◆ **Aim of the exercise**
Read through the data and count the lines that contain the string "this"; give only the result.

+---+

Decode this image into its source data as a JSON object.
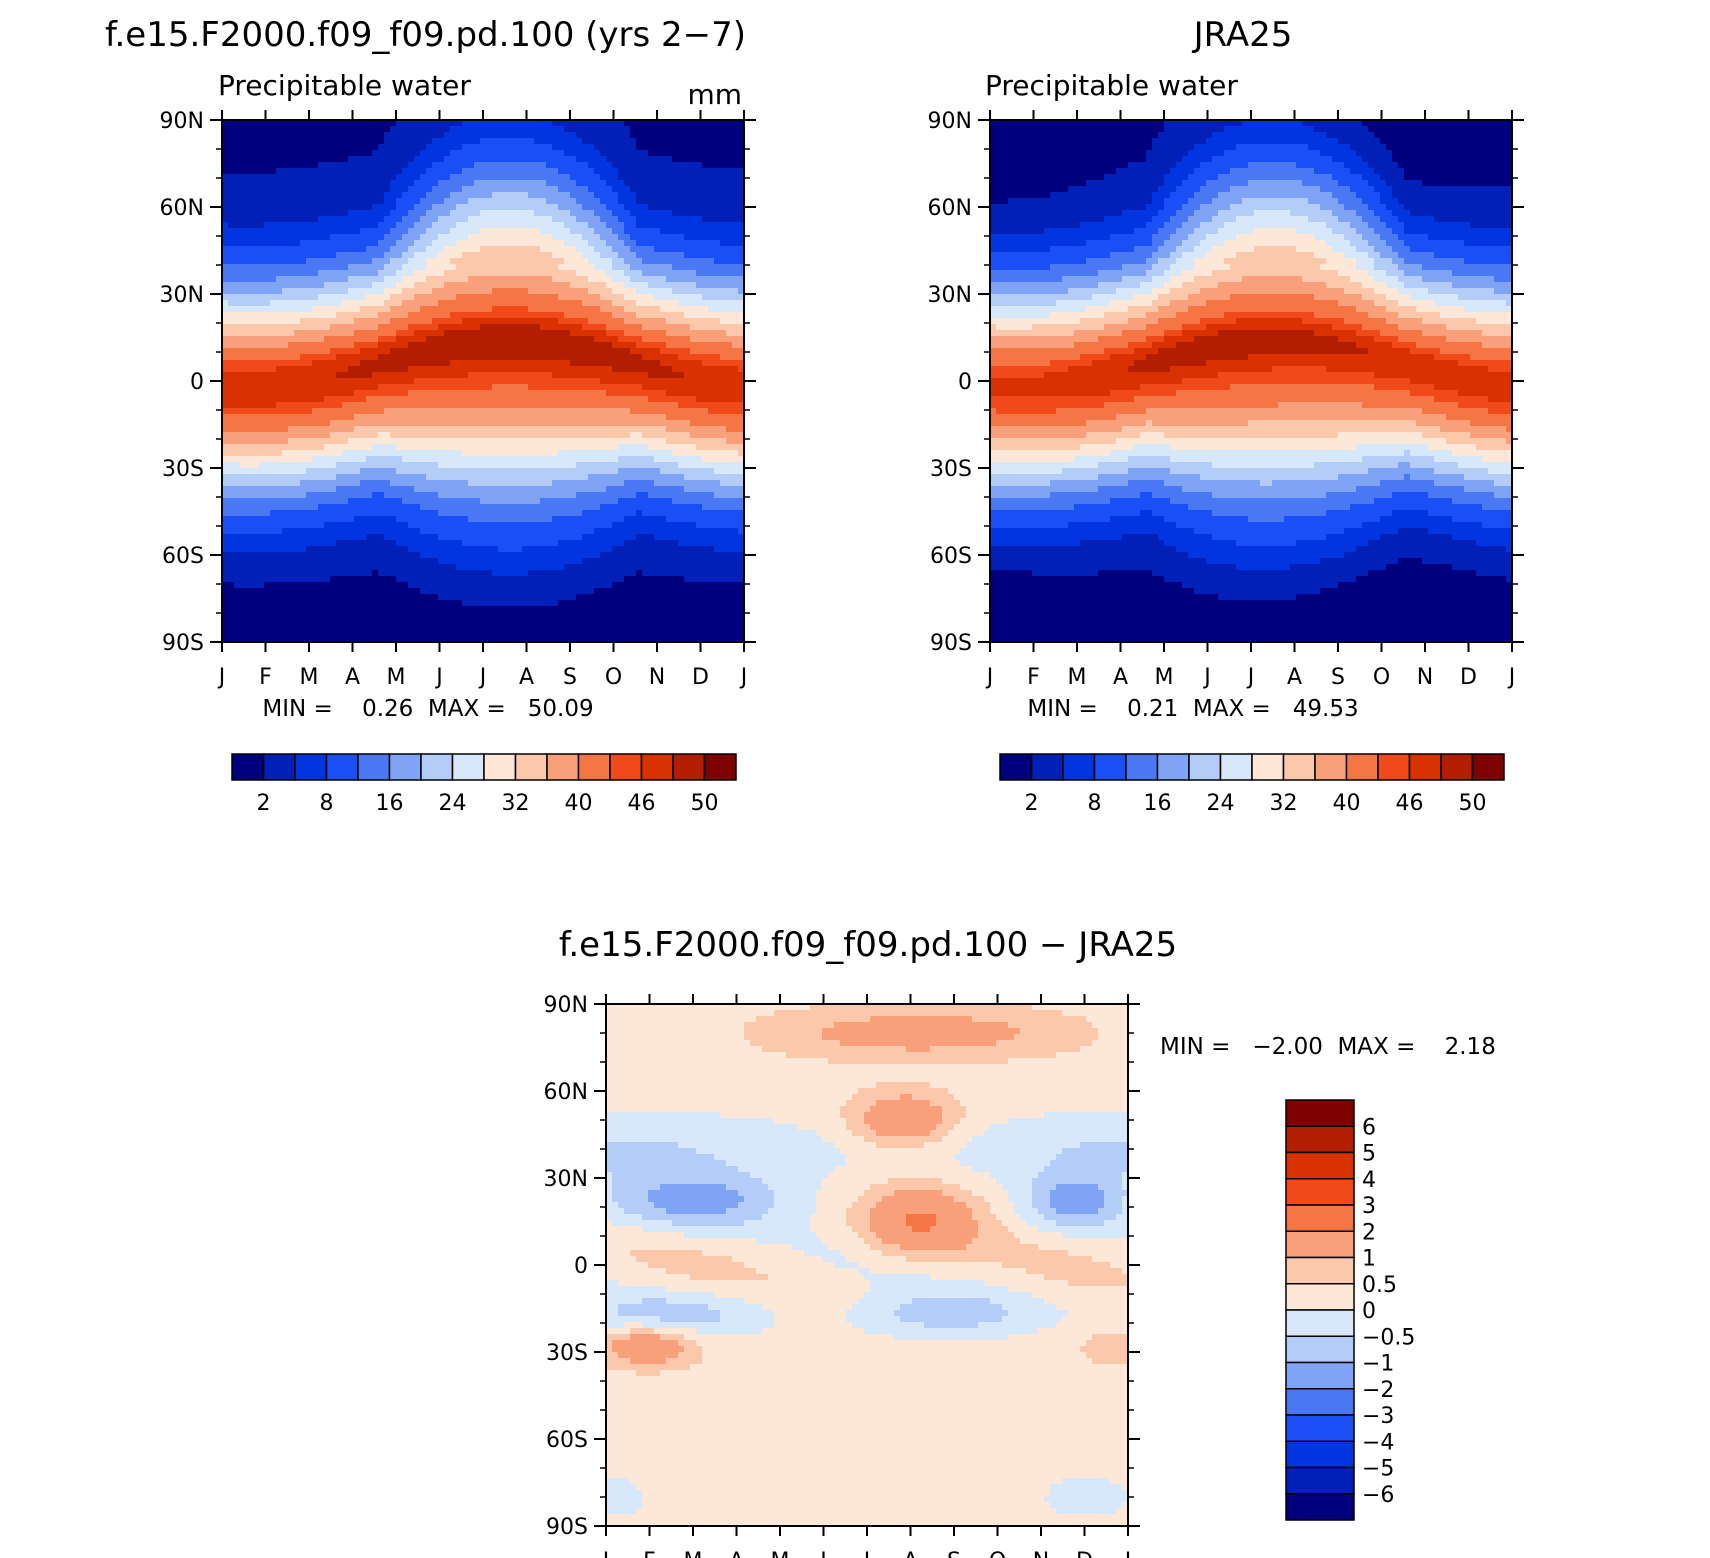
{
  "chart_data": [
    {
      "type": "heatmap",
      "title": "f.e15.F2000.f09_f09.pd.100 (yrs 2−7)",
      "subtitle": "Precipitable water",
      "units": "mm",
      "x_tick_labels": [
        "J",
        "F",
        "M",
        "A",
        "M",
        "J",
        "J",
        "A",
        "S",
        "O",
        "N",
        "D",
        "J"
      ],
      "y_tick_labels": [
        "90N",
        "60N",
        "30N",
        "0",
        "30S",
        "60S",
        "90S"
      ],
      "ylim": [
        -90,
        90
      ],
      "stats_text": "MIN =    0.26  MAX =   50.09",
      "min": 0.26,
      "max": 50.09,
      "colorbar_labels": [
        "2",
        "8",
        "16",
        "24",
        "32",
        "40",
        "46",
        "50"
      ],
      "palette": [
        "#00007f",
        "#0020b8",
        "#0035df",
        "#1a4ff5",
        "#4a78f5",
        "#7fa4f5",
        "#b3ccf8",
        "#d7e8fb",
        "#fde8d8",
        "#fcc8ab",
        "#f9a07a",
        "#f57545",
        "#f04a1a",
        "#d93200",
        "#b31e00",
        "#7f0000"
      ],
      "levels": [
        -40,
        2,
        5,
        8,
        12,
        16,
        20,
        24,
        28,
        32,
        36,
        40,
        44,
        46,
        48,
        50,
        56
      ]
    },
    {
      "type": "heatmap",
      "title": "JRA25",
      "subtitle": "Precipitable water",
      "x_tick_labels": [
        "J",
        "F",
        "M",
        "A",
        "M",
        "J",
        "J",
        "A",
        "S",
        "O",
        "N",
        "D",
        "J"
      ],
      "y_tick_labels": [
        "90N",
        "60N",
        "30N",
        "0",
        "30S",
        "60S",
        "90S"
      ],
      "ylim": [
        -90,
        90
      ],
      "stats_text": "MIN =    0.21  MAX =   49.53",
      "min": 0.21,
      "max": 49.53,
      "colorbar_labels": [
        "2",
        "8",
        "16",
        "24",
        "32",
        "40",
        "46",
        "50"
      ],
      "palette": [
        "#00007f",
        "#0020b8",
        "#0035df",
        "#1a4ff5",
        "#4a78f5",
        "#7fa4f5",
        "#b3ccf8",
        "#d7e8fb",
        "#fde8d8",
        "#fcc8ab",
        "#f9a07a",
        "#f57545",
        "#f04a1a",
        "#d93200",
        "#b31e00",
        "#7f0000"
      ],
      "levels": [
        -40,
        2,
        5,
        8,
        12,
        16,
        20,
        24,
        28,
        32,
        36,
        40,
        44,
        46,
        48,
        50,
        56
      ]
    },
    {
      "type": "heatmap",
      "title": "f.e15.F2000.f09_f09.pd.100 − JRA25",
      "x_tick_labels": [
        "J",
        "F",
        "M",
        "A",
        "M",
        "J",
        "J",
        "A",
        "S",
        "O",
        "N",
        "D",
        "J"
      ],
      "y_tick_labels": [
        "90N",
        "60N",
        "30N",
        "0",
        "30S",
        "60S",
        "90S"
      ],
      "ylim": [
        -90,
        90
      ],
      "stats_text": "MIN =   −2.00  MAX =    2.18",
      "min": -2.0,
      "max": 2.18,
      "colorbar_labels": [
        "6",
        "5",
        "4",
        "3",
        "2",
        "1",
        "0.5",
        "0",
        "−0.5",
        "−1",
        "−2",
        "−3",
        "−4",
        "−5",
        "−6"
      ],
      "palette": [
        "#7f0000",
        "#b31e00",
        "#d93200",
        "#f04a1a",
        "#f57545",
        "#f9a07a",
        "#fcc8ab",
        "#fde8d8",
        "#d7e8fb",
        "#b3ccf8",
        "#7fa4f5",
        "#4a78f5",
        "#1a4ff5",
        "#0035df",
        "#0020b8",
        "#00007f"
      ],
      "levels": [
        99,
        6,
        5,
        4,
        3,
        2,
        1,
        0.5,
        0,
        -0.5,
        -1,
        -2,
        -3,
        -4,
        -5,
        -6,
        -99
      ]
    }
  ]
}
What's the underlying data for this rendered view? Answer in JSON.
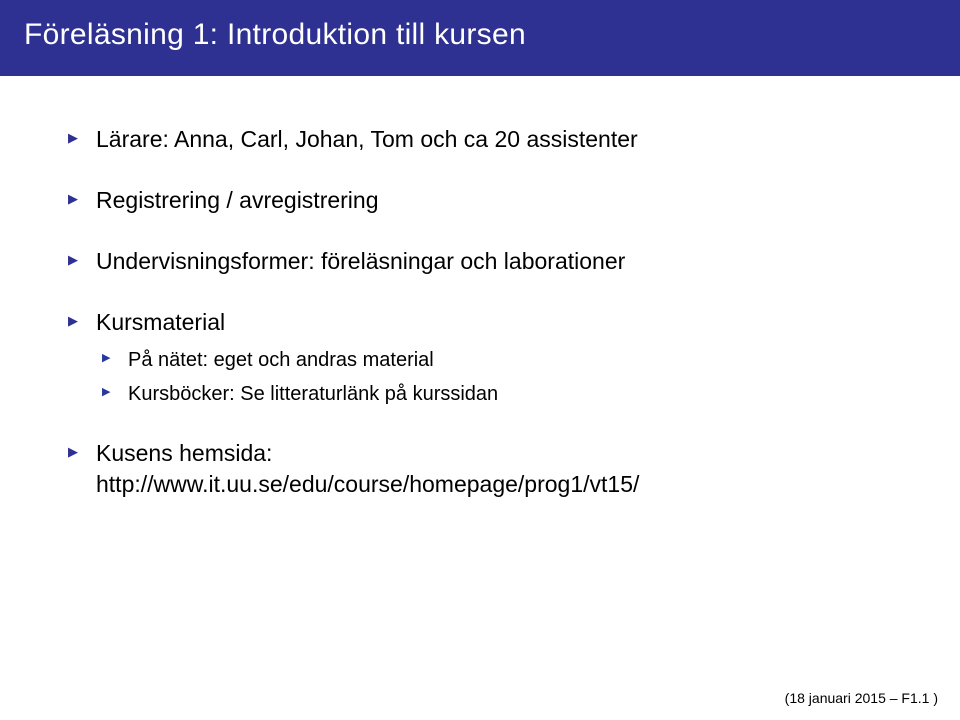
{
  "colors": {
    "header_bg": "#2e3192",
    "header_text": "#ffffff",
    "body_bg": "#ffffff",
    "bullet_color": "#2e3192",
    "text_color": "#000000"
  },
  "typography": {
    "title_fontsize": 30,
    "body_fontsize": 23,
    "sub_fontsize": 20,
    "footer_fontsize": 14,
    "font_weight": 300
  },
  "header": {
    "title": "Föreläsning 1: Introduktion till kursen"
  },
  "bullets": [
    {
      "text": "Lärare: Anna, Carl, Johan, Tom och ca 20 assistenter"
    },
    {
      "text": "Registrering / avregistrering"
    },
    {
      "text": "Undervisningsformer: föreläsningar och laborationer"
    },
    {
      "text": "Kursmaterial",
      "sub": [
        {
          "text": "På nätet: eget och andras material"
        },
        {
          "text": "Kursböcker: Se litteraturlänk på kurssidan"
        }
      ]
    },
    {
      "text": "Kusens hemsida:",
      "link": "http://www.it.uu.se/edu/course/homepage/prog1/vt15/"
    }
  ],
  "footer": {
    "text": "(18 januari 2015 – F1.1 )"
  }
}
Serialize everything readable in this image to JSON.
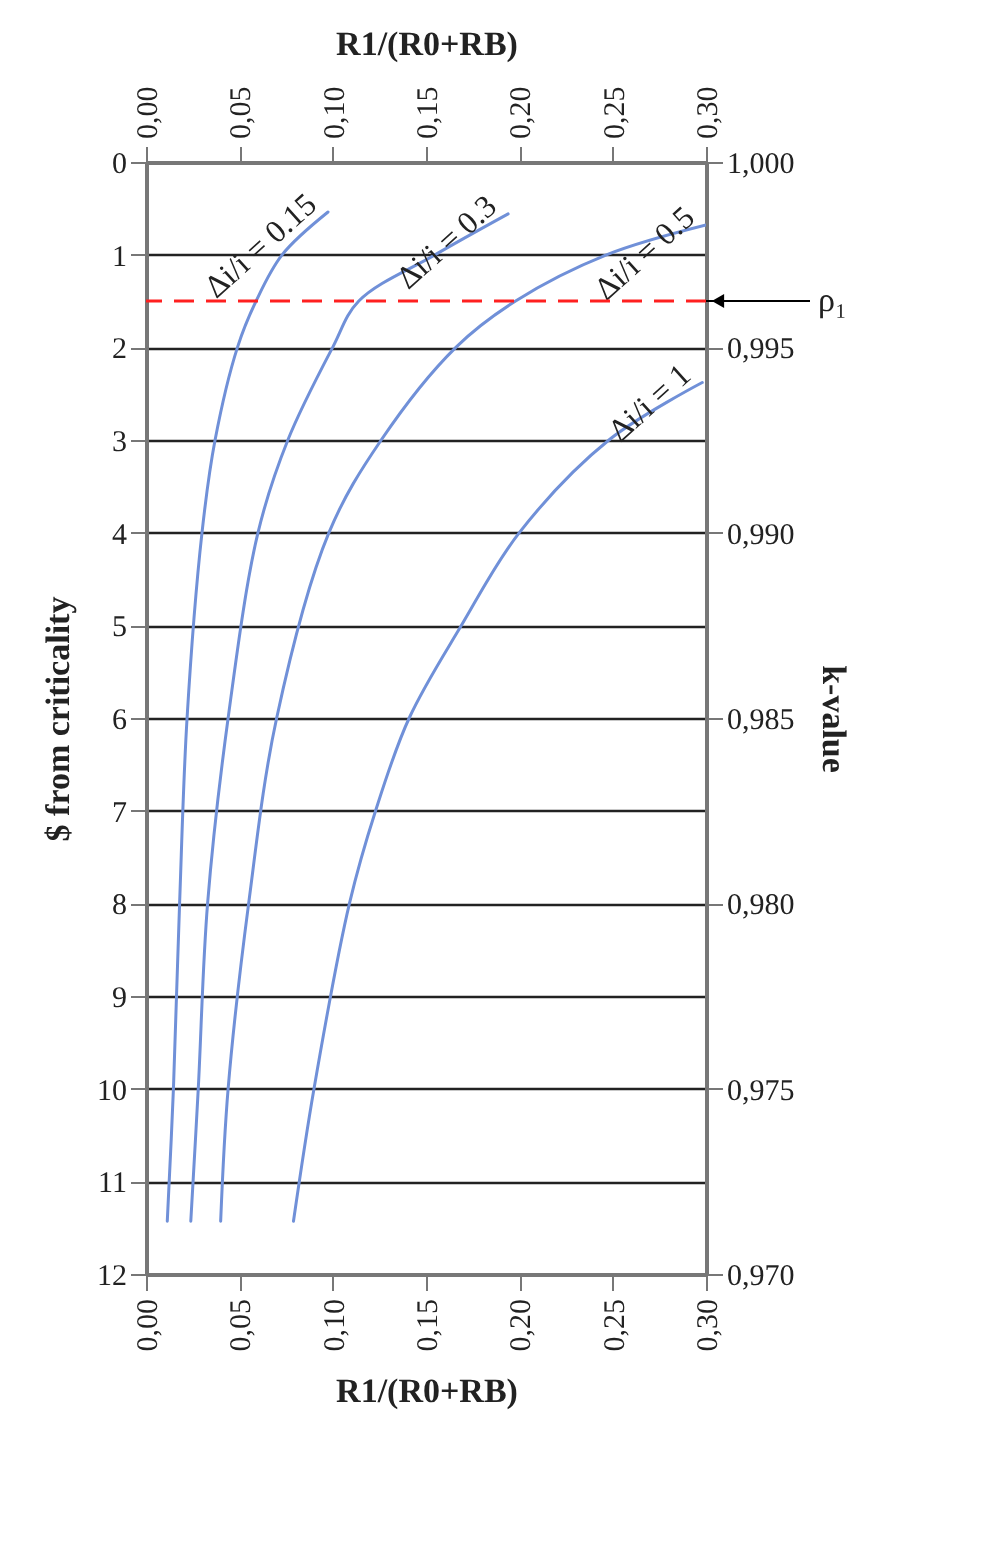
{
  "chart_data": {
    "type": "line",
    "xlabel": "R1/(R0+RB)",
    "x2label": "R1/(R0+RB)",
    "ylabel": "$ from criticality",
    "y2label": "k-value",
    "xlim": [
      0,
      0.3
    ],
    "xticks": [
      {
        "value": 0,
        "label": "0,00"
      },
      {
        "value": 0.05,
        "label": "0,05"
      },
      {
        "value": 0.1,
        "label": "0,10"
      },
      {
        "value": 0.15,
        "label": "0,15"
      },
      {
        "value": 0.2,
        "label": "0,20"
      },
      {
        "value": 0.25,
        "label": "0,25"
      },
      {
        "value": 0.3,
        "label": "0,30"
      }
    ],
    "x2lim": [
      0,
      0.3
    ],
    "x2ticks": [
      {
        "value": 0,
        "label": "0,00"
      },
      {
        "value": 0.05,
        "label": "0,05"
      },
      {
        "value": 0.1,
        "label": "0,10"
      },
      {
        "value": 0.15,
        "label": "0,15"
      },
      {
        "value": 0.2,
        "label": "0,20"
      },
      {
        "value": 0.25,
        "label": "0,25"
      },
      {
        "value": 0.3,
        "label": "0,30"
      }
    ],
    "ylim": [
      12,
      0
    ],
    "yticks": [
      0,
      1,
      2,
      3,
      4,
      5,
      6,
      7,
      8,
      9,
      10,
      11,
      12
    ],
    "y2lim": [
      0.97,
      1.0
    ],
    "y2ticks": [
      {
        "value": 0.97,
        "label": "0,970"
      },
      {
        "value": 0.975,
        "label": "0,975"
      },
      {
        "value": 0.98,
        "label": "0,980"
      },
      {
        "value": 0.985,
        "label": "0,985"
      },
      {
        "value": 0.99,
        "label": "0,990"
      },
      {
        "value": 0.995,
        "label": "0,995"
      },
      {
        "value": 1.0,
        "label": "1,000"
      }
    ],
    "grid": "y",
    "series": [
      {
        "name": "Δi/i = 0.15",
        "color": "#7090d8",
        "x": [
          0.0975,
          0.073,
          0.059,
          0.049,
          0.037,
          0.03,
          0.022,
          0.018,
          0.0147,
          0.0114
        ],
        "values": [
          0.54,
          1,
          1.5,
          2,
          3,
          4,
          6,
          8,
          10,
          11.43
        ]
      },
      {
        "name": "Δi/i = 0.3",
        "color": "#7090d8",
        "x": [
          0.194,
          0.155,
          0.114,
          0.1,
          0.076,
          0.06,
          0.044,
          0.033,
          0.028,
          0.024
        ],
        "values": [
          0.56,
          1,
          1.5,
          2,
          3,
          4,
          6,
          8,
          10,
          11.43
        ]
      },
      {
        "name": "Δi/i = 0.5",
        "color": "#7090d8",
        "x": [
          0.3,
          0.247,
          0.198,
          0.166,
          0.126,
          0.098,
          0.07,
          0.055,
          0.044,
          0.04
        ],
        "values": [
          0.68,
          1,
          1.5,
          2,
          3,
          4,
          6,
          8,
          10,
          11.43
        ]
      },
      {
        "name": "Δi/i = 1",
        "color": "#7090d8",
        "x": [
          0.298,
          0.248,
          0.2,
          0.169,
          0.141,
          0.123,
          0.109,
          0.09,
          0.079
        ],
        "values": [
          2.38,
          3,
          4,
          5,
          6,
          7,
          8,
          10,
          11.43
        ]
      }
    ],
    "ref_lines": [
      {
        "axis": "y",
        "value": 1.5,
        "label": "ρ₁",
        "color": "#ff2020",
        "line_style": "dashed"
      }
    ]
  }
}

+---+

◆ **Response**
3